Input records ->

<<<<

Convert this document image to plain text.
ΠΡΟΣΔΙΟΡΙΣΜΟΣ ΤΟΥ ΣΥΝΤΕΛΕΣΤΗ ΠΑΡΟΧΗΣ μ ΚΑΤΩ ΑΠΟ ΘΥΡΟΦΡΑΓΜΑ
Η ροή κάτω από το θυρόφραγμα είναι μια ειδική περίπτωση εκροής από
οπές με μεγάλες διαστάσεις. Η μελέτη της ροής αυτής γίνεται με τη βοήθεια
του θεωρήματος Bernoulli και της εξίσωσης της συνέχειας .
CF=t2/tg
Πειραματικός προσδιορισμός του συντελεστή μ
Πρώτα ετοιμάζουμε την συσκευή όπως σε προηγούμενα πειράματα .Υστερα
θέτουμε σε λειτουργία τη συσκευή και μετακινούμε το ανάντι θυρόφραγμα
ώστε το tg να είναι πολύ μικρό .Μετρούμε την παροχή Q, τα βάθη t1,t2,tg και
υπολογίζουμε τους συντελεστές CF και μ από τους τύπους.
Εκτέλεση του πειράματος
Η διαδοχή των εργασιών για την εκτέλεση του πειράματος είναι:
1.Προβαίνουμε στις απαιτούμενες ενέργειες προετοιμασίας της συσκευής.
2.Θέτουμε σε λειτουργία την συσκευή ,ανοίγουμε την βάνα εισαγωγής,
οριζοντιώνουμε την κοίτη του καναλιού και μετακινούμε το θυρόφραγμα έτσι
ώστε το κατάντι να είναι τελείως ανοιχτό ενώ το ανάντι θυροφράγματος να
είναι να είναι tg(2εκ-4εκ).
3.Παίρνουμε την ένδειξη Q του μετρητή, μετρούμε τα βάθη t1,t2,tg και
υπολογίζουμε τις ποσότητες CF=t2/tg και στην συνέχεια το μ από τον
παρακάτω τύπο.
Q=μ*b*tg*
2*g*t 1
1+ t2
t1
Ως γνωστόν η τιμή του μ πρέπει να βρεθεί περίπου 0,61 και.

>>>>

Requirement ->
Copy the records above exactly as they appear.

Problem solution ->
Convert this document image to plain text.
ΠΡΟΣΔΙΟΡΙΣΜΟΣ ΤΟΥ ΣΥΝΤΕΛΕΣΤΗ ΠΑΡΟΧΗΣ μ ΚΑΤΩ ΑΠΟ ΘΥΡΟΦΡΑΓΜΑ
Η ροή κάτω από το θυρόφραγμα είναι μια ειδική περίπτωση εκροής από
οπές με μεγάλες διαστάσεις. Η μελέτη της ροής αυτής γίνεται με τη βοήθεια
του θεωρήματος Bernoulli και της εξίσωσης της συνέχειας .
CF=t2/tg
Πειραματικός προσδιορισμός του συντελεστή μ
Πρώτα ετοιμάζουμε την συσκευή όπως σε προηγούμενα πειράματα .Υστερα
θέτουμε σε λειτουργία τη συσκευή και μετακινούμε το ανάντι θυρόφραγμα
ώστε το tg να είναι πολύ μικρό .Μετρούμε την παροχή Q, τα βάθη t1,t2,tg και
υπολογίζουμε τους συντελεστές CF και μ από τους τύπους.
Εκτέλεση του πειράματος
Η διαδοχή των εργασιών για την εκτέλεση του πειράματος είναι:
1.Προβαίνουμε στις απαιτούμενες ενέργειες προετοιμασίας της συσκευής.
2.Θέτουμε σε λειτουργία την συσκευή ,ανοίγουμε την βάνα εισαγωγής,
οριζοντιώνουμε την κοίτη του καναλιού και μετακινούμε το θυρόφραγμα έτσι
ώστε το κατάντι να είναι τελείως ανοιχτό ενώ το ανάντι θυροφράγματος να
είναι να είναι tg(2εκ-4εκ).
3.Παίρνουμε την ένδειξη Q του μετρητή, μετρούμε τα βάθη t1,t2,tg και
υπολογίζουμε τις ποσότητες CF=t2/tg και στην συνέχεια το μ από τον
παρακάτω τύπο.
Q=μ*b*tg*
2*g*t 1
1+ t2
t1
Ως γνωστόν η τιμή του μ πρέπει να βρεθεί περίπου 0,61 και.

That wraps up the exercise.